## Partes do exercício
1. Responda com base no texto sobre o vale do Guaporé:
(a) Segundo o texto, de onde eram a mãe e a avó de quem narra?
(b) Qual ave, com seu trinar, indicava a possibilidade de o temporal cair?
(c) Que efeito a folha do mucuracá tinha sobre o leite de vaca?
2. Continue o texto sobre o vale do Guaporé a partir da última frase apresentada.

## Trecho selecionado

Terça-feira, 31 de janeiro de 2012 - 11h39
O Poeta um dia disse que “todos cantam sua terra/, também vou cantar a minha/, Nas débeis cordas da lira/ Hei de fazê-la rainha; Hei de dar-lhe a realeza/ Nesse trono de beleza/ Em que a mão da natureza/ Esmerou-se em quanto tinha”.
E justifico: minha Mãe era Guaporense. Minha Avó também. Aliás, minha família tinha vínculos (e ainda tem) com aquele sagrado vale. O rio Guaporé da minha infância, com o seu luar estonteante, como diria meu pai.
Ali percebi o sobrevôo das araras, com seus cantares meio roucos, em algazarra, temendo a fúria da chuvarada que era antecedida por ventos tão fortes. Até que a intensidade dos trovões e dos raios, que nos emudeciam, as fazia ficar caladas, também.
Assim, ainda, pude descobrir o aracoã, cujo trinar, nem um tanto melódico, indicava a possibilidade de o temporal cair.
Ah! Região em que a folha do mucuracá, avidamente comida pelos bovinos, dava ao leite de vaca um gosto ruim de engolir. Mas, em compensação, no tempo devido, o araticum, biribá e abiu eram sempre tão celebrados.

## Material bruto
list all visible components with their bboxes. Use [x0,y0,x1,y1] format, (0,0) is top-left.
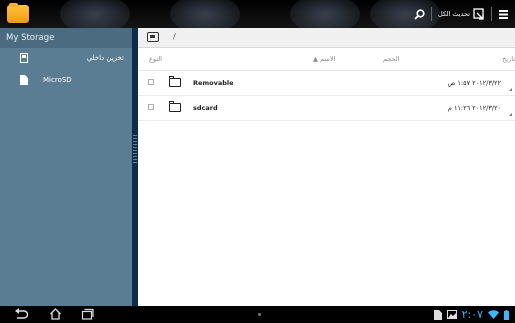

## Respostas esperadas
1.
(a) Eram guaporenses.
(b) O aracoã.
(c) Dava ao leite um gosto ruim de engolir.

2.
A coleta das plumas da sumaúma, para nós, os meninos, era uma comemoração. Com elas ajudávamos a fazer os nossos travesseiros e até os nossos colchões, dependendo da quantidade de plumas que conseguíamos recolher.
Andar a cavalo –uma proeza– cuja ansiedade era contida, dificultada mesmo, pelos pais, ante os perigos que nos circundavam: a onça feroz, a sucuri, os corichos cheios de arraias e jacarés.
E jamais esquecerei o tamanho do pantanal rondoniense que se descortina tão vívido, cheio de graça e milionário na demonstração de uma fartura sem par. Ali a biodiversidade, para me valer de uma palavra mais recente, fazia a festa, como pequena mostra da oferta de cenários e de benesses que somente Ele, o Criador, tem competência para gerar.
E os nomes dos campos pantaneiros: o Boi Seco, Malhadinha, Dos Cervos, Da Baia do Meio, Dos Amigos, enfim, campos, com as suas ilhas de árvores tão altas, que começavam e terminavam na geografia de outros campos, onde os bois, bezerros e vacas pastavam, sujeitando-se a ferocidade das onças, quando podia acontecer que, algum dia, um daqueles bezerros não voltasse para o curral ao final da tarde, obrigando-nos a ouvir o berro desesperado da vaca-mãe, forçada pelos vaqueiros a deixar o lugar aonde o bezerro sumira do seu campo de visão.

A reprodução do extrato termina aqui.